═════ SELECTED EXCERPT
In the Diaspora

Rethinking Inter-American Relations


By Cary Fraser

Cary Fraser teaches African and African American Studies and History at Penn State University
We will return to the final installation of Wazir Mohammed’s series on rice and globalization next week.

When Barack Obama is sworn in as the first African American President of the United States tomorrow, the United States, like Canada, will have a Head of State who is a person of colour. In 1999, Canada appointed Chinese-Canadian Adrienne Clarkson as its Governor-General. She was succeeded in 2005 by Haitian-Canadian Michaelle Jean. These developments signal the emergence of a new era in North America, a move towards a politics of inclusion that has allowed individuals from historically disadvantaged communities to become visible symbols of leadership in multicultural democracy. While Canada’s earlier accomplishment did not receive the level of international attention that surrounded Obama’s election, it was no less significant.  These events are part of the ongoing saga of two societies which have shared the North American mainland but the political trajectories of which have provided some interesting contrasts over the course of history.

One key difference between Canada and the United States has been in the area of foreign policy after 1945. Canadian foreign policy has defined the country as a junior partner in the North Atlantic alliance under American leadership, but Canada has often pursued policies that distinguish it from the United States. In the Americas, Canada’s maintenance of diplomatic and commercial ties with Cuba following the 1959 revolution has signaled a willingness to maintain some distance from American policy. Its progressive domestic social policies, particularly health care, are another indicator of differences in political culture. Just as important, after 1945, both societies were reshaped by the struggle for a politics of inclusion for minority groups in each society – African Americans and Francophone Canadians. While the American civil rights struggle had garnered much greater international attention, the Canadian struggle was just as significant in national and hemispheric terms. It is perhaps coincidental that Barack Obama’s rise to the presidency has followed Michaelle Jean as the head of state in Canada. However, it is also important to recognise that Barack Obama’s election has followed by some 40 years that of Pierre Trudeau, the French Canadian Prime Minister whose influence in reshaping post-1945 Canada was extraordinary. He was elected Prime Minister of Canada in 1968, less than three weeks after Martin Luther King Jr. was assassinated in Memphis. His roots in the Catholic intelligentsia, his career as a professor of law before entering national politics, and his early involvement in the social democratic movement, as well as his Francophone origins, did not prove to be insurmountable barriers to election to the highest office in Canada. His election led to the establishment of the pluralist and progressive social contract that has redefined Canadian politics and society. Like Obama, Trudeau was an “outsider” who became a transformative figure in Canadian politics; Obama might be well served by looking to Trudeau’s experience as he confronts the challenges that will face him once he assumes office.
══════════
═════ DATASET EXTRACT
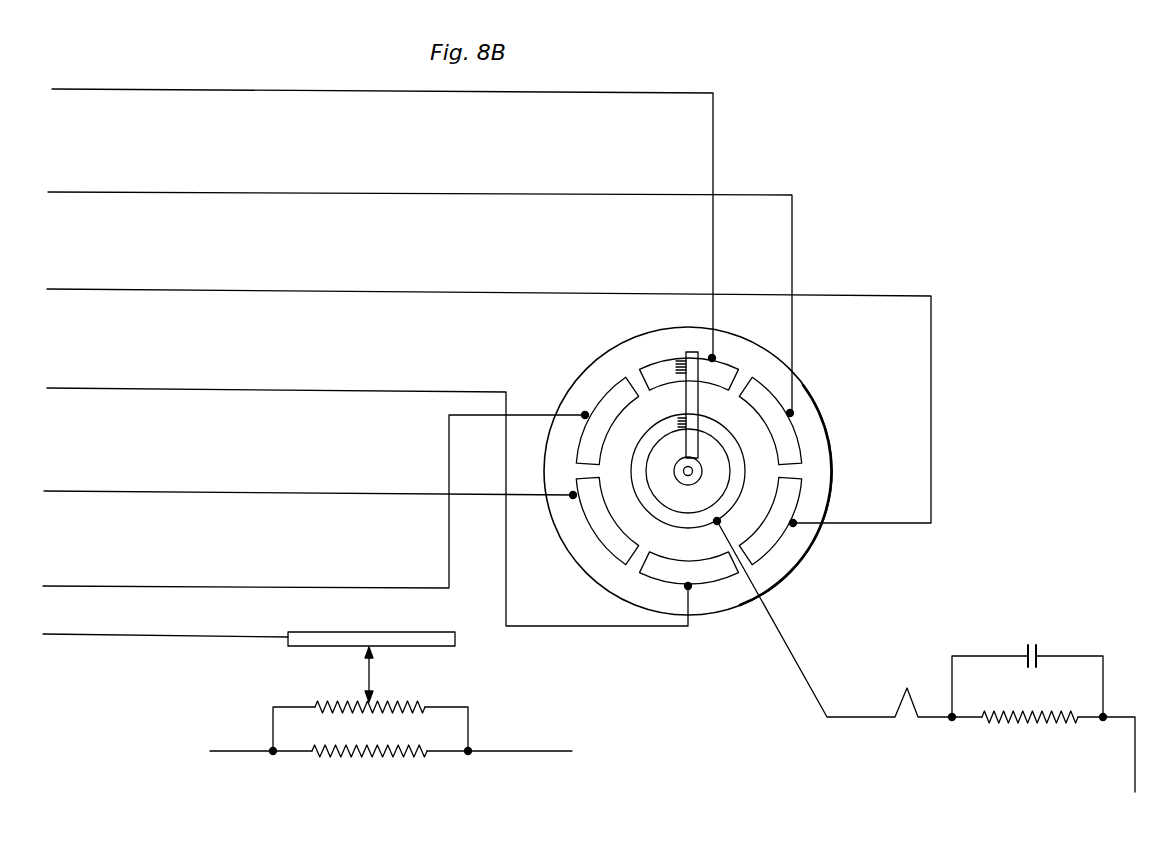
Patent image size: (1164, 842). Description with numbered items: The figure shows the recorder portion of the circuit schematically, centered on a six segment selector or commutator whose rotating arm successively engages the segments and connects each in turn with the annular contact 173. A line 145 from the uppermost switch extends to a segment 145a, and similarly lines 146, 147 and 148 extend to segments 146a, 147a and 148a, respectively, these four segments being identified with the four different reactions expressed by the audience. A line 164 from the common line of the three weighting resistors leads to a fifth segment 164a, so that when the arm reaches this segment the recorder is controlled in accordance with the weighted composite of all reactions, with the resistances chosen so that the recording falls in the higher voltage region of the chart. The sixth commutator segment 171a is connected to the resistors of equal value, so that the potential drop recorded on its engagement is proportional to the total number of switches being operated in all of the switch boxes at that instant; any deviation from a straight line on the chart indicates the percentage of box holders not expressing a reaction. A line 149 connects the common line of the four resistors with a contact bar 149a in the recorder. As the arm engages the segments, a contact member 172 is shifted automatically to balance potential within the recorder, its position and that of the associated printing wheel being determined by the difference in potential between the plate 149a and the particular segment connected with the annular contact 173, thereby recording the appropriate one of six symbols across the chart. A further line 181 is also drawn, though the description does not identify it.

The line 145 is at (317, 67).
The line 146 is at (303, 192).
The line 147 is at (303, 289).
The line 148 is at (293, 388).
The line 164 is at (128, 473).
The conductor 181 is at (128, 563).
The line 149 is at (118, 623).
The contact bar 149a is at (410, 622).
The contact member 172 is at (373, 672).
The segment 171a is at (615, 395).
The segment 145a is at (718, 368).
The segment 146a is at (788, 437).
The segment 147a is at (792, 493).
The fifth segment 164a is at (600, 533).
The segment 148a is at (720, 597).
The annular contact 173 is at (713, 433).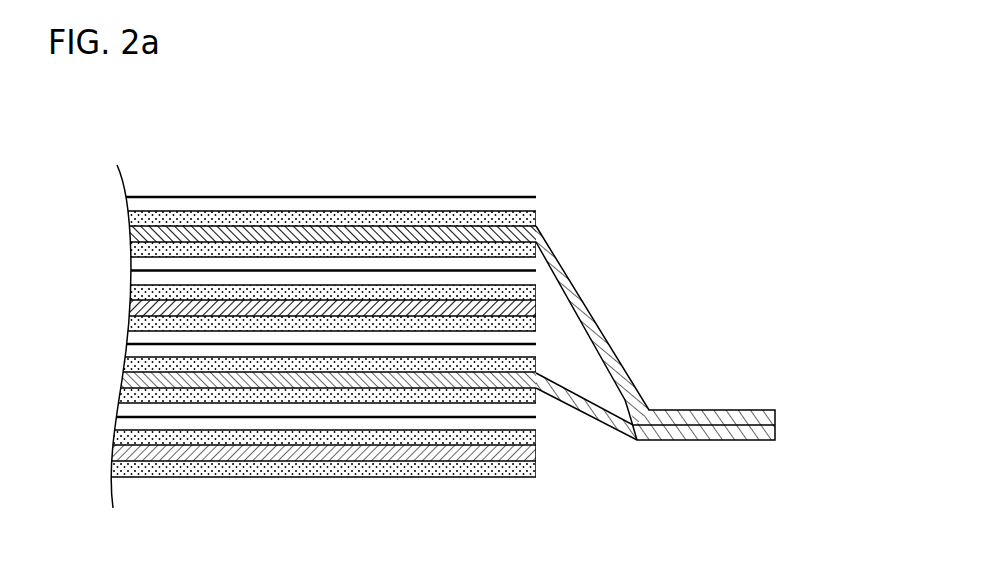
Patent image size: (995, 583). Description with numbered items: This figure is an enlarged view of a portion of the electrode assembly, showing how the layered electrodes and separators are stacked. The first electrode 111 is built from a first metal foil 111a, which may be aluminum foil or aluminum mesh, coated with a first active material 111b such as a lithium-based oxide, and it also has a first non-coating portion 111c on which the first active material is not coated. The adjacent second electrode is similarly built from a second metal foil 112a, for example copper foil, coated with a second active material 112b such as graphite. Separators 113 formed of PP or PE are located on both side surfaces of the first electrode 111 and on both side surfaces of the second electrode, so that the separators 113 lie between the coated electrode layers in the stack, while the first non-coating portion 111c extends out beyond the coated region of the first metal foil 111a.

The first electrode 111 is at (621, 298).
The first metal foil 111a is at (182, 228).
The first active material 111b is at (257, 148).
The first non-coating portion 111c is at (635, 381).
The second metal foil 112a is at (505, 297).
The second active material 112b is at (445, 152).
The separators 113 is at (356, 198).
══════════
═════ DATASET EXTRACT
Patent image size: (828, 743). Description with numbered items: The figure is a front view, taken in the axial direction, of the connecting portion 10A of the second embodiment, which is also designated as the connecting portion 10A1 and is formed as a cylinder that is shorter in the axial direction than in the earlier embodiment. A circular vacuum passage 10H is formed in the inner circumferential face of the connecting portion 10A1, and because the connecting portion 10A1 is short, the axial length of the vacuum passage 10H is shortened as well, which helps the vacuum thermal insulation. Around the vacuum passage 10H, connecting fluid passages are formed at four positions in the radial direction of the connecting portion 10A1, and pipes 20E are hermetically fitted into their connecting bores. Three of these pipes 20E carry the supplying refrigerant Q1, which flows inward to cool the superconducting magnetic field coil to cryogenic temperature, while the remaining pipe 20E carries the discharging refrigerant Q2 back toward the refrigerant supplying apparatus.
══════════
JOBS.
**A.** List every distinct year given in the column on inter-American relations, in the order each first appears.
**B.** Repeat the column on inter-American relations word for word, starting with "Rethinking Inter-American Relations" and going on through "globalization next week.".
**C.** Answer these from the column on inter-American relations:
(i) Whom did Canada appoint as Governor-General in 1999?
(ii) What was Pierre Trudeau's career before he entered national politics?
(iii) In what city was Martin Luther King Jr. assassinated?
The lines above can be set aside.

ANSWERS BELOW.
**A.**
1999
2005
1945
1959
1968

**B.**
Rethinking Inter-American Relations


By Cary Fraser

Cary Fraser teaches African and African American Studies and History at Penn State University
We will return to the final installation of Wazir Mohammed’s series on rice and globalization next week.

**C.**
(i) Adrienne Clarkson
(ii) Professor of law
(iii) Memphis